--- START Information shown ---

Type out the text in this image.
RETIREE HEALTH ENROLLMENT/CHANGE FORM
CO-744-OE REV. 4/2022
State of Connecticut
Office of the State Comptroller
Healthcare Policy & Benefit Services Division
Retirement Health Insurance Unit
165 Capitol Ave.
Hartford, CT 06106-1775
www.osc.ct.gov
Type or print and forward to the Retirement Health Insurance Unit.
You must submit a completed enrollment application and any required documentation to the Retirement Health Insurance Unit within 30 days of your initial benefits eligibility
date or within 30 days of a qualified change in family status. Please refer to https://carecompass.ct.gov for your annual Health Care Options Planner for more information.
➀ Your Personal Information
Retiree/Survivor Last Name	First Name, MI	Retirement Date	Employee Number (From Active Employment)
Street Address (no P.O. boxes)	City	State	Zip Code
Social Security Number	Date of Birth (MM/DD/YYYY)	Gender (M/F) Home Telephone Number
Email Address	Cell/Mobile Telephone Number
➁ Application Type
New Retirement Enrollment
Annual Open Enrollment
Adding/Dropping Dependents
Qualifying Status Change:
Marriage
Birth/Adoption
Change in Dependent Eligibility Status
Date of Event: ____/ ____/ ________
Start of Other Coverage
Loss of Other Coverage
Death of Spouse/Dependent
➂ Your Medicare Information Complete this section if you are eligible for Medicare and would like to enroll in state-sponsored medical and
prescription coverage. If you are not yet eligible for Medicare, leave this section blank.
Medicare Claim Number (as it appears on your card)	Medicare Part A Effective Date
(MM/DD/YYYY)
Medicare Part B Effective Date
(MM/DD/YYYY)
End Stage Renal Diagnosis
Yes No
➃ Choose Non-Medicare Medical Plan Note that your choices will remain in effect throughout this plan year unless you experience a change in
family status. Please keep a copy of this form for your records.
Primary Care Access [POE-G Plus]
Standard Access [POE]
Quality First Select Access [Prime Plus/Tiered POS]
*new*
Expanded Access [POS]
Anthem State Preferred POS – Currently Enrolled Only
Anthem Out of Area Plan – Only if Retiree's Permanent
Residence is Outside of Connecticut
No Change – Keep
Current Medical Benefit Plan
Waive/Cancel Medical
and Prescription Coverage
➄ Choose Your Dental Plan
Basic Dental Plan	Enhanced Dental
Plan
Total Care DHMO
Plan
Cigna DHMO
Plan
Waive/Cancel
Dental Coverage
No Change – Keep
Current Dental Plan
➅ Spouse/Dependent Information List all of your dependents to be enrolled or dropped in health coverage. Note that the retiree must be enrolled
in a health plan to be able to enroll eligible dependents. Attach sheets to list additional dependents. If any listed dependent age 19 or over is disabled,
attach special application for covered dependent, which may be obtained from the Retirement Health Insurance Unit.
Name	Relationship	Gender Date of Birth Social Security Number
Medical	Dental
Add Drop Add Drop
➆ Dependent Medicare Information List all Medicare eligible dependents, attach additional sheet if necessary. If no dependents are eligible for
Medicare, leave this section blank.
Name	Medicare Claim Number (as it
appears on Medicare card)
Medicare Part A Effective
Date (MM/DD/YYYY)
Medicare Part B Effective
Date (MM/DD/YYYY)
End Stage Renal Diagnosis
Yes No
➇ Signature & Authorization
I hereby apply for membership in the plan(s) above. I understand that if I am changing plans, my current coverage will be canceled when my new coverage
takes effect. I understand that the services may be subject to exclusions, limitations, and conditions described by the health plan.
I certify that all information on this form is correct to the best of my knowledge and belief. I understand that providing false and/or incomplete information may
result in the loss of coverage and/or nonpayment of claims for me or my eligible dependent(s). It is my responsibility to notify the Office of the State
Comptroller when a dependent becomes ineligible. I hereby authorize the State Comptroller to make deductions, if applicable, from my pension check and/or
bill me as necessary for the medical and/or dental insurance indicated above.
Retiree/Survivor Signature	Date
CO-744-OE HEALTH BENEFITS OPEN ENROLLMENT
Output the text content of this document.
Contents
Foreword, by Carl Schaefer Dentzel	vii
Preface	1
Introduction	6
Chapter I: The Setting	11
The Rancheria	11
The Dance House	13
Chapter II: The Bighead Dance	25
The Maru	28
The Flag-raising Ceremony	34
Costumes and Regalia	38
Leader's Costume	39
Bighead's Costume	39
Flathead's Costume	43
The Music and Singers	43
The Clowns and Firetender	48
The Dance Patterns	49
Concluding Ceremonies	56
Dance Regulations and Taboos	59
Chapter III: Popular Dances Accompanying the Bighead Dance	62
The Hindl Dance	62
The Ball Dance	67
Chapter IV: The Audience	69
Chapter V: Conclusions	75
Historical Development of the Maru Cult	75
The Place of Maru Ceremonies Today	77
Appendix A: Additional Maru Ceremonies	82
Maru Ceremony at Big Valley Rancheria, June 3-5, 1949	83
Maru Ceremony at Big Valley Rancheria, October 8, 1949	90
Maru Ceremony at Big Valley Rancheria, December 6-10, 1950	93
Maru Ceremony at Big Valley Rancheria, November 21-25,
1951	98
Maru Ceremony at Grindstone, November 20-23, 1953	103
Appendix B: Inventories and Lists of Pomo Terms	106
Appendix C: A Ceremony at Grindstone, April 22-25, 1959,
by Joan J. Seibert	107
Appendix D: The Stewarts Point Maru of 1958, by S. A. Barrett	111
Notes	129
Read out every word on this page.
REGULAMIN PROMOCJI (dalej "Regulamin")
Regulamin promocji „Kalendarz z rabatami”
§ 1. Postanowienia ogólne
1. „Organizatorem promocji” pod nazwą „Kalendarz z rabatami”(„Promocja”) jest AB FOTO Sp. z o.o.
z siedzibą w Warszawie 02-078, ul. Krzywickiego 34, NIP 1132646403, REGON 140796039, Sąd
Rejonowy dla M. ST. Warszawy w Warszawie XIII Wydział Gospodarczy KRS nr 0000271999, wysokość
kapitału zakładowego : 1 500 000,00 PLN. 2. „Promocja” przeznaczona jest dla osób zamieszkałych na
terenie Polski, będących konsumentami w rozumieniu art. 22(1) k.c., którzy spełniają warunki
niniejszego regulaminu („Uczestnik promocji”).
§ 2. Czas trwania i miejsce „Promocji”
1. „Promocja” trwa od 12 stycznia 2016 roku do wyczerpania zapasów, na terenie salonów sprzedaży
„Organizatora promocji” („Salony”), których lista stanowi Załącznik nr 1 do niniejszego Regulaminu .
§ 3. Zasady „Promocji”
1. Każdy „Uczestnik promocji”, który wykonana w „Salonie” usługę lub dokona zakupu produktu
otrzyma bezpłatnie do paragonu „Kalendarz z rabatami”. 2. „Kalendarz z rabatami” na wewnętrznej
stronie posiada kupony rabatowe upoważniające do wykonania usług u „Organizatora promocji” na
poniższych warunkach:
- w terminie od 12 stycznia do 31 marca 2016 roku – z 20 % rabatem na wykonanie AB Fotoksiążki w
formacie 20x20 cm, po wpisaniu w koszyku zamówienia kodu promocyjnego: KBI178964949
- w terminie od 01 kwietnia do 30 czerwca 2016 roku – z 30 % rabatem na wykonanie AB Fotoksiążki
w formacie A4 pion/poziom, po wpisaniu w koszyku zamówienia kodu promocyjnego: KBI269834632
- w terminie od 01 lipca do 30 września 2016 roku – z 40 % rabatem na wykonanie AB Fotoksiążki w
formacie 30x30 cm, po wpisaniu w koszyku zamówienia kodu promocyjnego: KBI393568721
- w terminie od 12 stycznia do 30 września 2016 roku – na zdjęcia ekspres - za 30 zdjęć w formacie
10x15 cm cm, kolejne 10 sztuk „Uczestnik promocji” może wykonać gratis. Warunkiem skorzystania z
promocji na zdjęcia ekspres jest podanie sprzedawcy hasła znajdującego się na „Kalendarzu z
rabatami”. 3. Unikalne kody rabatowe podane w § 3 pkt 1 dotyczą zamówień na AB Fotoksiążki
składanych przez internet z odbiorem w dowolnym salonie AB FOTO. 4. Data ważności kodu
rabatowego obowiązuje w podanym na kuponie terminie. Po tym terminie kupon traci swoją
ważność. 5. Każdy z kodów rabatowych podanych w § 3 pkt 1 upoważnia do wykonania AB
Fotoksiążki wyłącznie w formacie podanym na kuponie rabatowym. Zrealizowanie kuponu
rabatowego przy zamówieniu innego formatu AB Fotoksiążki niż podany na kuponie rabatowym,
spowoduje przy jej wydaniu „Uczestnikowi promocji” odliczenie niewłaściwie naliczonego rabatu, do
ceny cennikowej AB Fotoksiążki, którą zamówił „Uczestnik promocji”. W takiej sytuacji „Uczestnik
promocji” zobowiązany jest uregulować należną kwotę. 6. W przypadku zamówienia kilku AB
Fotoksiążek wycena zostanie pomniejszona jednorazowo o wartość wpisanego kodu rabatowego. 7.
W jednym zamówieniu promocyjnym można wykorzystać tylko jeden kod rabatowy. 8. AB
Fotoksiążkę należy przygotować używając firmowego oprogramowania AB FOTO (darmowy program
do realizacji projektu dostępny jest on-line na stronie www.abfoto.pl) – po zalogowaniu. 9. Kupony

--- END Information shown ---

__Task requirements__. Show the lines of the records that contain the word "zdjęcia".

__Exercise solution__.
- w terminie od 12 stycznia do 30 września 2016 roku – na zdjęcia ekspres - za 30 zdjęć w formacie
promocji na zdjęcia ekspres jest podanie sprzedawcy hasła znajdującego się na „Kalendarzu z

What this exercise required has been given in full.